Start
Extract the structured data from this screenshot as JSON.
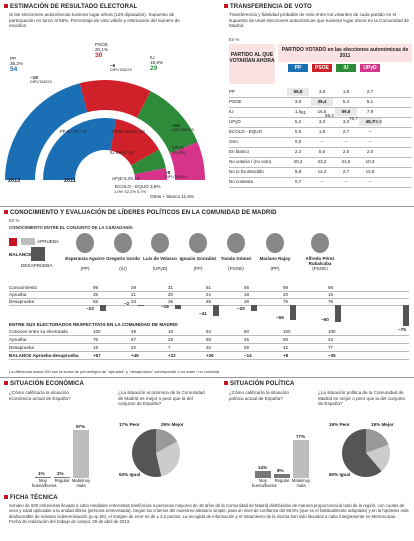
{
  "section1": {
    "title": "Estimación de resultado electoral",
    "subtitle": "Si las elecciones autonómicas tuvieran lugar ahora (129 diputados). Supuesto de participación en torno al 58%. Porcentaje de voto válido y estimación del número de escaños.",
    "year_now": "2013",
    "year_prev": "2011"
  },
  "chart_data": [
    {
      "type": "pie",
      "name": "escaños_2013",
      "seats_total": 129,
      "slices": [
        {
          "party": "PP",
          "pct": "35,2%",
          "seats": 54,
          "change": "−18",
          "change_label": "DIPUTADOS",
          "color": "#1b6fb5"
        },
        {
          "party": "PSOE",
          "pct": "20,1%",
          "seats": 30,
          "change": "−6",
          "change_label": "DIPUTADOS",
          "color": "#d0202a"
        },
        {
          "party": "IU",
          "pct": "18,9%",
          "seats": 29,
          "change": "+16",
          "change_label": "DIPUTADOS",
          "color": "#2e8b3a"
        },
        {
          "party": "UPyD",
          "pct": "10,4%",
          "seats": 16,
          "change": "+8",
          "change_label": "DIPUTADOS",
          "color": "#d6338a"
        }
      ]
    },
    {
      "type": "pie",
      "name": "escaños_2011",
      "seats_total": 129,
      "slices": [
        {
          "party": "PP",
          "pct": "51,7%",
          "seats": 72
        },
        {
          "party": "PSOE",
          "pct": "26,2%",
          "seats": 36
        },
        {
          "party": "IU",
          "pct": "9,6%",
          "seats": 13
        },
        {
          "party": "UPyD",
          "pct": "6,3%",
          "seats": 8
        }
      ]
    },
    {
      "type": "table",
      "name": "transferencia_voto",
      "columns": [
        "PP",
        "PSOE",
        "IU",
        "UPyD"
      ],
      "rows": [
        {
          "label": "PP",
          "values": [
            "56,8",
            "3,8",
            "1,8",
            "2,7"
          ]
        },
        {
          "label": "PSOE",
          "values": [
            "3,8",
            "35,4",
            "5,4",
            "5,1"
          ]
        },
        {
          "label": "IU",
          "values": [
            "1,5",
            "16,5",
            "59,6",
            "7,9"
          ]
        },
        {
          "label": "UPyD",
          "values": [
            "5,2",
            "3,3",
            "3,3",
            "48,7"
          ]
        },
        {
          "label": "ECOLO - EQUO",
          "values": [
            "0,5",
            "1,8",
            "2,7",
            "–"
          ]
        },
        {
          "label": "Otro",
          "values": [
            "0,5",
            "–",
            "–",
            "–"
          ]
        },
        {
          "label": "En blanco",
          "values": [
            "2,3",
            "5,6",
            "2,5",
            "2,0"
          ]
        },
        {
          "label": "No votaría / (no voto)",
          "values": [
            "20,2",
            "23,2",
            "21,6",
            "10,3"
          ]
        },
        {
          "label": "No lo ha decidido",
          "values": [
            "9,8",
            "14,2",
            "2,7",
            "12,8"
          ]
        },
        {
          "label": "No contesta",
          "values": [
            "0,7",
            "–",
            "–",
            "–"
          ]
        }
      ],
      "totals": [
        "81",
        "69,3",
        "78,7",
        "76,9"
      ]
    },
    {
      "type": "bar",
      "name": "conocimiento_lideres",
      "categories": [
        "Esperanza Aguirre (PP)",
        "Gregorio Gordo (IU)",
        "Luis de Velasco (UPyD)",
        "Ignacio González (PP)",
        "Tomás Gómez (PSOE)",
        "Mariano Rajoy (PP)",
        "Alfredo Pérez Rubalcaba (PSOE)"
      ],
      "conocimiento": [
        "99",
        "29",
        "31",
        "81",
        "66",
        "99",
        "98"
      ],
      "aprueba": [
        "35",
        "21",
        "20",
        "24",
        "18",
        "20",
        "16"
      ],
      "desaprueba": [
        "58",
        "23",
        "36",
        "65",
        "38",
        "75",
        "76"
      ],
      "balance": [
        -23,
        -2,
        -16,
        -41,
        -20,
        -55,
        -60
      ],
      "balance_label": [
        "−23",
        "−2",
        "−16",
        "−41",
        "−20",
        "−55",
        "−60"
      ]
    },
    {
      "type": "bar",
      "name": "electorados",
      "conocen": [
        "100",
        "49",
        "18",
        "84",
        "60",
        "100",
        "100"
      ],
      "aprueba": [
        "76",
        "67",
        "29",
        "58",
        "45",
        "50",
        "42"
      ],
      "desaprueba": [
        "19",
        "22",
        "7",
        "32",
        "59",
        "42",
        "77"
      ],
      "balance": [
        "+57",
        "+45",
        "+22",
        "+26",
        "−14",
        "+8",
        "−35"
      ]
    },
    {
      "type": "bar",
      "name": "situacion_economica_espana",
      "categories": [
        "Muy buena/buena",
        "Regular",
        "Mala/muy mala"
      ],
      "values": [
        1,
        2,
        97
      ],
      "labels": [
        "1%",
        "2%",
        "97%"
      ]
    },
    {
      "type": "bar",
      "name": "situacion_politica_espana",
      "categories": [
        "Muy buena/buena",
        "Regular",
        "Mala/muy mala"
      ],
      "values": [
        14,
        8,
        77
      ],
      "labels": [
        "14%",
        "8%",
        "77%"
      ]
    },
    {
      "type": "pie",
      "name": "economia_futuro",
      "slices": [
        {
          "label": "Peor",
          "pct": 17
        },
        {
          "label": "Mejor",
          "pct": 29
        },
        {
          "label": "Igual",
          "pct": 53
        }
      ]
    },
    {
      "type": "pie",
      "name": "politica_futuro",
      "slices": [
        {
          "label": "Peor",
          "pct": 19
        },
        {
          "label": "Mejor",
          "pct": 19
        },
        {
          "label": "Igual",
          "pct": 60
        }
      ]
    }
  ],
  "texts": {
    "ecolo": "ECOLO - EQUO 3,8%",
    "otros": "Otros + blanco 11,6%",
    "ecolo_pct": "1,0% S2,2% 5,7%",
    "s2_title": "Transferencia de voto",
    "s2_sub": "Transferencia y fidelidad probable de voto entre los votantes de cada partido en el supuesto de unas elecciones autonómicas que tuvieran lugar ahora en la Comunidad de Madrid.",
    "s2_pct": "En %",
    "s2_col1": "PARTIDO AL QUE VOTARÍAN AHORA",
    "s2_col2": "PARTIDO VOTADO en las elecciones autonómicas de 2011",
    "s3_title": "Conocimiento y evaluación de líderes políticos en la Comunidad de Madrid",
    "s3_pct": "En %",
    "s3_sub": "CONOCIMIENTO ENTRE EL CONJUNTO DE LA CIUDADANÍA",
    "aprueba": "APRUEBA",
    "balance": "BALANCE",
    "desaprueba": "DESAPRUEBA",
    "conocimiento": "Conocimiento",
    "r_aprueba": "Aprueba",
    "r_desaprueba": "Desaprueba",
    "s3_sub2": "ENTRE SUS ELECTORADOS RESPECTIVOS EN LA COMUNIDAD DE MADRID",
    "conocen": "Conocen entre su electorado",
    "balance_row": "BALANCE Aprueba-desaprueba",
    "note": "La diferencia hasta 100 son la suma de porcentajes de \"aprueba\" y \"desaprueba\" corresponde a no sabe / no contesta",
    "s4_title": "Situación económica",
    "s4_q1": "¿Cómo calificaría la situación económica actual de España?",
    "s4_q2": "¿La situación económica de la Comunidad de Madrid es mejor o peor que la del conjunto de España?",
    "s5_title": "Situación política",
    "s5_q1": "¿Cómo calificaría la situación política actual de España?",
    "s5_q2": "¿La situación política de la Comunidad de Madrid es mejor o peor que la del conjunto de España?",
    "peor": "Peor",
    "mejor": "Mejor",
    "igual": "Igual",
    "s6_title": "Ficha técnica",
    "s6_body": "Sondeo de 600 entrevistas llevado a cabo mediante entrevistas telefónicas a personas mayores de 18 años de la Comunidad de Madrid distribuidas de manera proporcional al total de la región, con cuotas de sexo y edad aplicadas a la unidad última (persona entrevistada). Según los criterios del muestreo aleatorio simple, para un nivel de confianza del 95,5% (que es el habitualmente adoptado) y en la hipótesis más desfavorable de máxima indeterminación (p=q=50), el margen de error es de ± 4,2 puntos. La recogida de información y el tratamiento de la misma han sido llevados a cabo íntegramente en Metroscopia. Fecha de realización del trabajo de campo: 29 de abril de 2013."
  },
  "leaders": [
    {
      "name": "Esperanza Aguirre",
      "party": "(PP)"
    },
    {
      "name": "Gregorio Gordo",
      "party": "(IU)"
    },
    {
      "name": "Luis de Velasco",
      "party": "(UPyD)"
    },
    {
      "name": "Ignacio González",
      "party": "(PP)"
    },
    {
      "name": "Tomás Gómez",
      "party": "(PSOE)"
    },
    {
      "name": "Mariano Rajoy",
      "party": "(PP)"
    },
    {
      "name": "Alfredo Pérez Rubalcaba",
      "party": "(PSOE)"
    }
  ],
  "colors": {
    "red": "#c7161d",
    "pp": "#1b6fb5",
    "psoe": "#d0202a",
    "iu": "#2e8b3a",
    "upyd": "#d6338a",
    "grey": "#bdbdbd",
    "dark": "#555"
  }
}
End
EXERCISE INSTRUCTIONS: Gather each line from the listing above that holds "lugar".

WRITTEN ANSWER:
    "subtitle": "Si las elecciones autonómicas tuvieran lugar ahora (129 diputados). Supuesto de participación en torno al 58%. Porcentaje de voto válido y estimación del número de escaños.",
    "s2_sub": "Transferencia y fidelidad probable de voto entre los votantes de cada partido en el supuesto de unas elecciones autonómicas que tuvieran lugar ahora en la Comunidad de Madrid.",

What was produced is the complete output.